- **Your goal**
Say how many lines of these entries include the word "JSON", and answer with the number alone.

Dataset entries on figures
--
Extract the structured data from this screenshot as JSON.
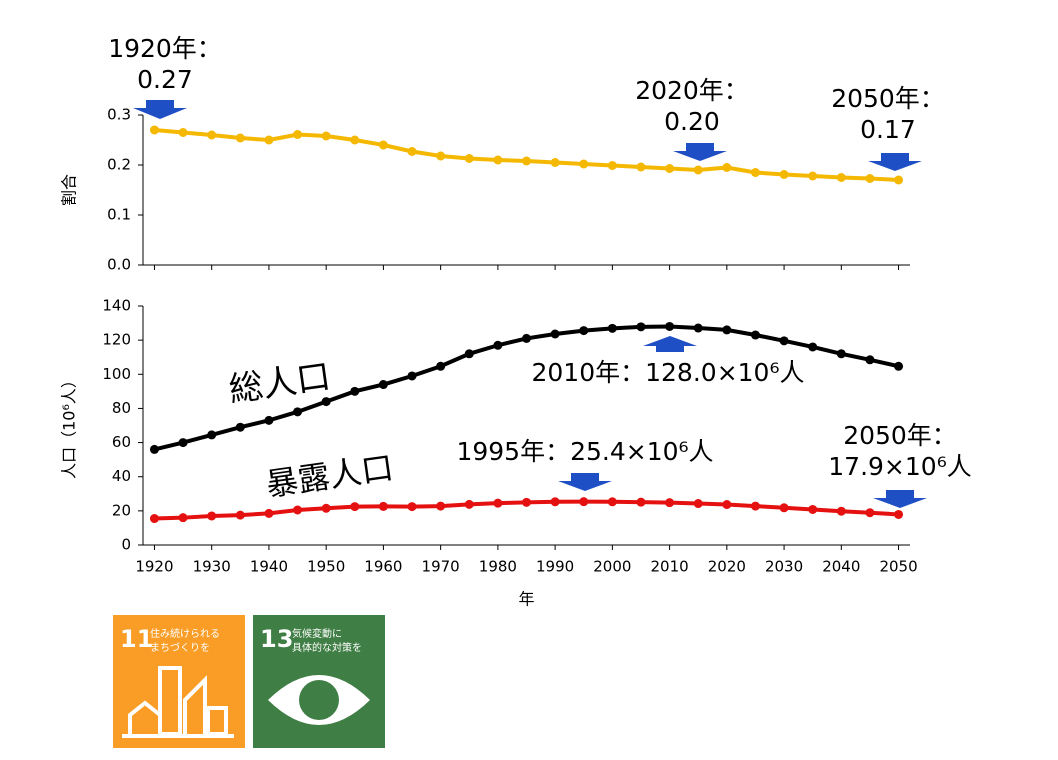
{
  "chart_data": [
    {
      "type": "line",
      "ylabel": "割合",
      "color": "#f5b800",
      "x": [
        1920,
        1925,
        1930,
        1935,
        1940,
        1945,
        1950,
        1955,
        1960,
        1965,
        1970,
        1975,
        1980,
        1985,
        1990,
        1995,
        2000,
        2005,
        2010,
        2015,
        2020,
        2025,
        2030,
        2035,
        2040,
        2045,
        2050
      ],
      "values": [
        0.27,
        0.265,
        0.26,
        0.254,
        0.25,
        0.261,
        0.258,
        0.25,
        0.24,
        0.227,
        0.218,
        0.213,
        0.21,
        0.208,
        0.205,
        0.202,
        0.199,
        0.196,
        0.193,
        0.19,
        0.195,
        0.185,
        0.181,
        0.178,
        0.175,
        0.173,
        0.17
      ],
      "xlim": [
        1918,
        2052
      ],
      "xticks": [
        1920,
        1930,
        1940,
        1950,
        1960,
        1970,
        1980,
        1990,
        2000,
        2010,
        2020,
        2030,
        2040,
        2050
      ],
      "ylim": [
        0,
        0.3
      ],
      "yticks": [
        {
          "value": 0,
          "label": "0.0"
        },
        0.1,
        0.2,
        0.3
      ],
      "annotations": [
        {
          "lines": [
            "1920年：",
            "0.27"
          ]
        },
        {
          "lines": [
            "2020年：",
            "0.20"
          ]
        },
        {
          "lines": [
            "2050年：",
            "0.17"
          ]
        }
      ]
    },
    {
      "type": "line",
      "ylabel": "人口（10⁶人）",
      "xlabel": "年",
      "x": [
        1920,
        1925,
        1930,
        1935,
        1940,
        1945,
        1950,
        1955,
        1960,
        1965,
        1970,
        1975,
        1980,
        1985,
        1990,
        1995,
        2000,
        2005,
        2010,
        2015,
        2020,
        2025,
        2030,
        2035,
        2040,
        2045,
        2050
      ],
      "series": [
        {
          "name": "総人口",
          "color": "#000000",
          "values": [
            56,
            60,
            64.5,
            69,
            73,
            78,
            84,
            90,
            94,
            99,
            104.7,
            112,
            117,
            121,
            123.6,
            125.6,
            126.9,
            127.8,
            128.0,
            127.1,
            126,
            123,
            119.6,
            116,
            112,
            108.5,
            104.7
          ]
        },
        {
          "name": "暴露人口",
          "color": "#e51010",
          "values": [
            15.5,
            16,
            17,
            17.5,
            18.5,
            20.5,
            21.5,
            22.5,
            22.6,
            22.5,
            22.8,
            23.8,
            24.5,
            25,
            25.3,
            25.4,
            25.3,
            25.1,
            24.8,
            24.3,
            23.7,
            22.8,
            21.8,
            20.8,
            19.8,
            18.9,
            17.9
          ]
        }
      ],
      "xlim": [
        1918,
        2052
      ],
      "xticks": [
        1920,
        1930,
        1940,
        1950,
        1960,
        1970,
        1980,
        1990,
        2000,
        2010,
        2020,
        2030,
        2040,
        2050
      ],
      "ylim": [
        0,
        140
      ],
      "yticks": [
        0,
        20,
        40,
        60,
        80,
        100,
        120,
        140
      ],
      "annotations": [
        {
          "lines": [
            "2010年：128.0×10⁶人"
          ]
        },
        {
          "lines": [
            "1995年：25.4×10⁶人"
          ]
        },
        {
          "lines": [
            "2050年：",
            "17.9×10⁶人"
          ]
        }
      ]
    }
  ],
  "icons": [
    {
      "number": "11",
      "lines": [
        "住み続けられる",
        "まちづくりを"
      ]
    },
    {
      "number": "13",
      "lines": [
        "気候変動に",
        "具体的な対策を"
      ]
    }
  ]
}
--
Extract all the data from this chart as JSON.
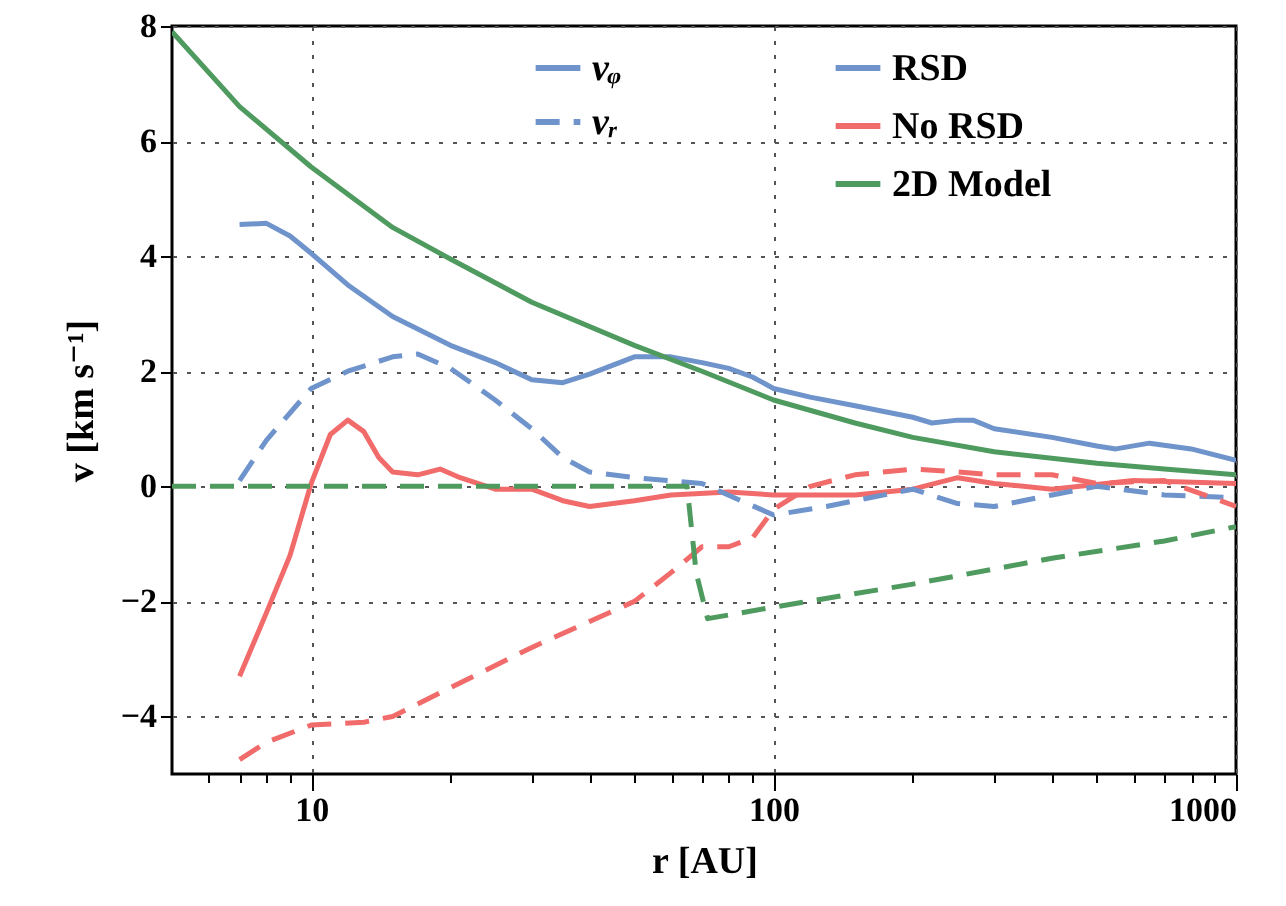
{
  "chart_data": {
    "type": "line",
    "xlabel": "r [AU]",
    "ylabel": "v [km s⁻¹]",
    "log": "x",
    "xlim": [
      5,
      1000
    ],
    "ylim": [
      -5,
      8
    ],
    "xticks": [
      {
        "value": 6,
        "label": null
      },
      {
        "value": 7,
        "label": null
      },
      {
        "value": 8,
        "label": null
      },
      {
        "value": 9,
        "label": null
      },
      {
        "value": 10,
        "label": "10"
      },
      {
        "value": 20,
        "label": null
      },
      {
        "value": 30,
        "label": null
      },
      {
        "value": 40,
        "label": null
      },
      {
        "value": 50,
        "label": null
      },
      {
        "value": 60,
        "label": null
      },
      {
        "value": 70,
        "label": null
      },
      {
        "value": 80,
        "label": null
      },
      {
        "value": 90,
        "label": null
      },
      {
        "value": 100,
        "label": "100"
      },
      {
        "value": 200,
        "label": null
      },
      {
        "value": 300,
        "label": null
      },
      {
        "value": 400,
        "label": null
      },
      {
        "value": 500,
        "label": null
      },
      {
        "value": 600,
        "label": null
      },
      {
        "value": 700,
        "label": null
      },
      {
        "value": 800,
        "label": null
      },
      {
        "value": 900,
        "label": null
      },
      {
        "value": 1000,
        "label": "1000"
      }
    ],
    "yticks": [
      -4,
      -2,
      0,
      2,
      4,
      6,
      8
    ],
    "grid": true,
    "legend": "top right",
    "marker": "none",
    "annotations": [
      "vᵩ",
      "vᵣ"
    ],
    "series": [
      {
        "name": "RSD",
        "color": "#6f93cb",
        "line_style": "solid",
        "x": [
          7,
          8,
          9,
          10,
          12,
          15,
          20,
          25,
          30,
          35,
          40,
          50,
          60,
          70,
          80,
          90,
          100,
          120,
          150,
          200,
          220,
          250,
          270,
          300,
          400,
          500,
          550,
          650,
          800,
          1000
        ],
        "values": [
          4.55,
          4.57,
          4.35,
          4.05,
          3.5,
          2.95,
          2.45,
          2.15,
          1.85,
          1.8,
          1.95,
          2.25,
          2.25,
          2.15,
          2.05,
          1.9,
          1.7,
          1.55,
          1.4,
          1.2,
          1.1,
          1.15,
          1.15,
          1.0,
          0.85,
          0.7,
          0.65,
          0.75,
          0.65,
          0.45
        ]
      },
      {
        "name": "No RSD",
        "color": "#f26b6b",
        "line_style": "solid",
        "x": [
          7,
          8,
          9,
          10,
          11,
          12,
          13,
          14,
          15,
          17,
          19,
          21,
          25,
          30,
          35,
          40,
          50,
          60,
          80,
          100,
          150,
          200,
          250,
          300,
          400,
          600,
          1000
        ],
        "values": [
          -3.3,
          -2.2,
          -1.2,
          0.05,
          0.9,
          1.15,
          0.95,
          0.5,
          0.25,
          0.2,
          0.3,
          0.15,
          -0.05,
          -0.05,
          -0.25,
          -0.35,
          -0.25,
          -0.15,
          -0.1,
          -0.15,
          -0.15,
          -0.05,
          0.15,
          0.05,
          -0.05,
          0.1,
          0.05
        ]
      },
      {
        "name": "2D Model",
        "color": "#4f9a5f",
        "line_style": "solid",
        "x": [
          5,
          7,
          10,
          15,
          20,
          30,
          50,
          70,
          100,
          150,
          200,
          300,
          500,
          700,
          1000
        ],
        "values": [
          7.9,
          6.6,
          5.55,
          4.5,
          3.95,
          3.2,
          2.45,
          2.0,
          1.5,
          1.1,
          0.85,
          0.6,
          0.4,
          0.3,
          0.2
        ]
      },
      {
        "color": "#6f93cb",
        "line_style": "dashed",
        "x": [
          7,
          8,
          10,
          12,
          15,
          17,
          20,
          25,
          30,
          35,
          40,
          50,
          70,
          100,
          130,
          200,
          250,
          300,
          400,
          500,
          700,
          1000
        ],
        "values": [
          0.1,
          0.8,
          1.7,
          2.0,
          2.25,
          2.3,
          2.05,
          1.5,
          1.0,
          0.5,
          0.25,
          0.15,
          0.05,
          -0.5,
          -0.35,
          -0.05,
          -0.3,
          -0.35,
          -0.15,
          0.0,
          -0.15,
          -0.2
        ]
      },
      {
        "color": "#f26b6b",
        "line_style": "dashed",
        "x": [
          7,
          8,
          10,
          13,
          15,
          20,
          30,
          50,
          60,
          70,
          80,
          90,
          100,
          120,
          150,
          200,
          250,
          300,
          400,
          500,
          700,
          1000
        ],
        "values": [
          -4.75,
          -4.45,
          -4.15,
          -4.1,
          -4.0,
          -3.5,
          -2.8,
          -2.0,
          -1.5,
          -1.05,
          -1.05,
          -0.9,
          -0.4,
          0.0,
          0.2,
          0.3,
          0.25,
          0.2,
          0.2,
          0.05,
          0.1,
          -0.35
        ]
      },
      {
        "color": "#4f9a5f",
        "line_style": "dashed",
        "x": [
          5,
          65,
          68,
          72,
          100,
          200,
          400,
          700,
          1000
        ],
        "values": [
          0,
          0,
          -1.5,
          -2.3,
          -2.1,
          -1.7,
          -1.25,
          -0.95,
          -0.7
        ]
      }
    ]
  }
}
--
- **Output of the exercise**
2